- [TASK DIRECTIONS]:
Reproduce the listing exactly, with no pictures in your copy.

- [RECORDS SHOWN]:
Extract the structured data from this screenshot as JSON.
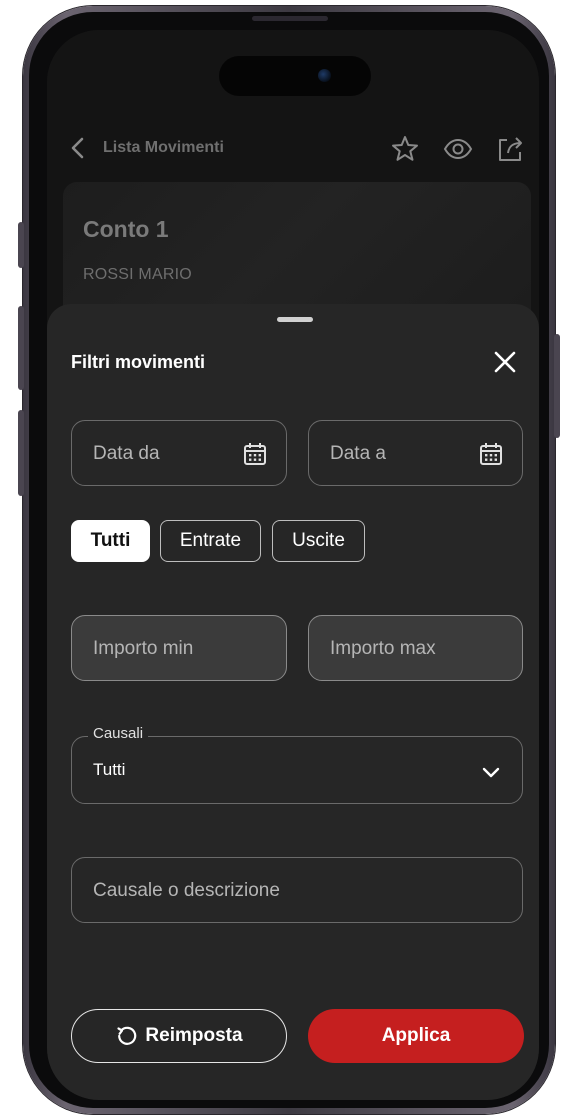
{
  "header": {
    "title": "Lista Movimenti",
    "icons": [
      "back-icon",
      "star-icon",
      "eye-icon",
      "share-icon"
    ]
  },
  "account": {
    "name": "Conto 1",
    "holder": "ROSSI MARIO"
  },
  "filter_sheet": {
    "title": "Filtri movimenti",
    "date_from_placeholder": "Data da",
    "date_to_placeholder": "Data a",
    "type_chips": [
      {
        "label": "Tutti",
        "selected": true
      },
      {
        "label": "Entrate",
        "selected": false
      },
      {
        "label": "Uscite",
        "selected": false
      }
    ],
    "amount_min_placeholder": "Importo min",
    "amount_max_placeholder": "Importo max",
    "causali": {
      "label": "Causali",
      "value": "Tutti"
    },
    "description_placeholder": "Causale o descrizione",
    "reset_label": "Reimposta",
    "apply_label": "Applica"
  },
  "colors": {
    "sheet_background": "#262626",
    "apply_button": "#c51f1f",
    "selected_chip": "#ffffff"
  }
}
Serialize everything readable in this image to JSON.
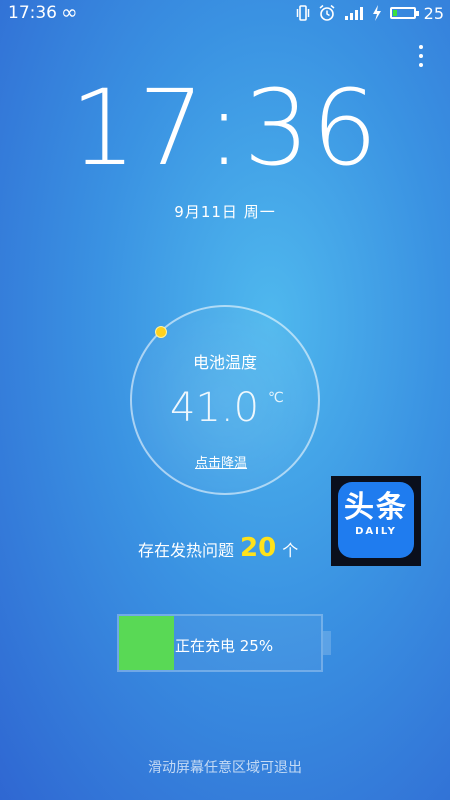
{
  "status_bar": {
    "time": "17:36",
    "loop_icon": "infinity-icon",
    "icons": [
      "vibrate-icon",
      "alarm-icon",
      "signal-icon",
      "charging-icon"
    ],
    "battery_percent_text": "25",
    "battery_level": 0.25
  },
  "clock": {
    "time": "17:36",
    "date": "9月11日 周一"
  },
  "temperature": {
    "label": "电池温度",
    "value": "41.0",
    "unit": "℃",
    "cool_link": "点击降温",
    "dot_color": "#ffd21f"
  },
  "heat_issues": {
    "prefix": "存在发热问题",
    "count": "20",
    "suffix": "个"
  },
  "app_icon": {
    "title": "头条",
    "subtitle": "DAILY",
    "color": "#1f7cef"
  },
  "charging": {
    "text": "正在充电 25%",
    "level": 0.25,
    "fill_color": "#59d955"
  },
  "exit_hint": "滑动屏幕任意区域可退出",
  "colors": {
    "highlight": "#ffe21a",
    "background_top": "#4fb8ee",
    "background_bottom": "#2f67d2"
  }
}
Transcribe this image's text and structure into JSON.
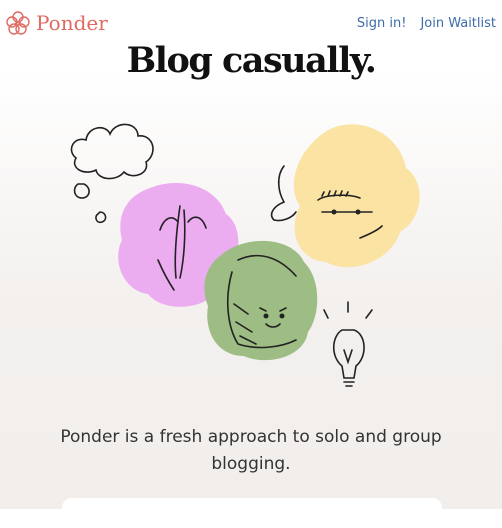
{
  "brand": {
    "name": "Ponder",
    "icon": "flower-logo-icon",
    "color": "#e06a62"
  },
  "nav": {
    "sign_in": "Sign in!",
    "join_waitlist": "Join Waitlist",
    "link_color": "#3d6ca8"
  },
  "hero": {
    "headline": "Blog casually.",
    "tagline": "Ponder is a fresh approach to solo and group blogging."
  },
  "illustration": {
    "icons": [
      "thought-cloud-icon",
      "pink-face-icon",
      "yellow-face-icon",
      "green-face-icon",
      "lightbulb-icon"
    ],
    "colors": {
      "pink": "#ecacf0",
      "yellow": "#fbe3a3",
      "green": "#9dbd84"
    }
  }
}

- [RESULT FOR THIS EXERCISE]:
Extract the structured data from this screenshot as JSON.
{
  "header": {
    "title": "Lista Movimenti",
    "icons": [
      "back-icon",
      "star-icon",
      "eye-icon",
      "share-icon"
    ]
  },
  "account": {
    "name": "Conto 1",
    "holder": "ROSSI MARIO"
  },
  "filter_sheet": {
    "title": "Filtri movimenti",
    "date_from_placeholder": "Data da",
    "date_to_placeholder": "Data a",
    "type_chips": [
      {
        "label": "Tutti",
        "selected": true
      },
      {
        "label": "Entrate",
        "selected": false
      },
      {
        "label": "Uscite",
        "selected": false
      }
    ],
    "amount_min_placeholder": "Importo min",
    "amount_max_placeholder": "Importo max",
    "causali": {
      "label": "Causali",
      "value": "Tutti"
    },
    "description_placeholder": "Causale o descrizione",
    "reset_label": "Reimposta",
    "apply_label": "Applica"
  },
  "colors": {
    "sheet_background": "#262626",
    "apply_button": "#c51f1f",
    "selected_chip": "#ffffff"
  }
}
Serialize everything readable in this image to JSON.
{
  "status_bar": {
    "time": "17:36",
    "loop_icon": "infinity-icon",
    "icons": [
      "vibrate-icon",
      "alarm-icon",
      "signal-icon",
      "charging-icon"
    ],
    "battery_percent_text": "25",
    "battery_level": 0.25
  },
  "clock": {
    "time": "17:36",
    "date": "9月11日 周一"
  },
  "temperature": {
    "label": "电池温度",
    "value": "41.0",
    "unit": "℃",
    "cool_link": "点击降温",
    "dot_color": "#ffd21f"
  },
  "heat_issues": {
    "prefix": "存在发热问题",
    "count": "20",
    "suffix": "个"
  },
  "app_icon": {
    "title": "头条",
    "subtitle": "DAILY",
    "color": "#1f7cef"
  },
  "charging": {
    "text": "正在充电 25%",
    "level": 0.25,
    "fill_color": "#59d955"
  },
  "exit_hint": "滑动屏幕任意区域可退出",
  "colors": {
    "highlight": "#ffe21a",
    "background_top": "#4fb8ee",
    "background_bottom": "#2f67d2"
  }
}
Transcribe this image's text and structure into JSON.
{
  "brand": {
    "name": "Ponder",
    "icon": "flower-logo-icon",
    "color": "#e06a62"
  },
  "nav": {
    "sign_in": "Sign in!",
    "join_waitlist": "Join Waitlist",
    "link_color": "#3d6ca8"
  },
  "hero": {
    "headline": "Blog casually.",
    "tagline": "Ponder is a fresh approach to solo and group blogging."
  },
  "illustration": {
    "icons": [
      "thought-cloud-icon",
      "pink-face-icon",
      "yellow-face-icon",
      "green-face-icon",
      "lightbulb-icon"
    ],
    "colors": {
      "pink": "#ecacf0",
      "yellow": "#fbe3a3",
      "green": "#9dbd84"
    }
  }
}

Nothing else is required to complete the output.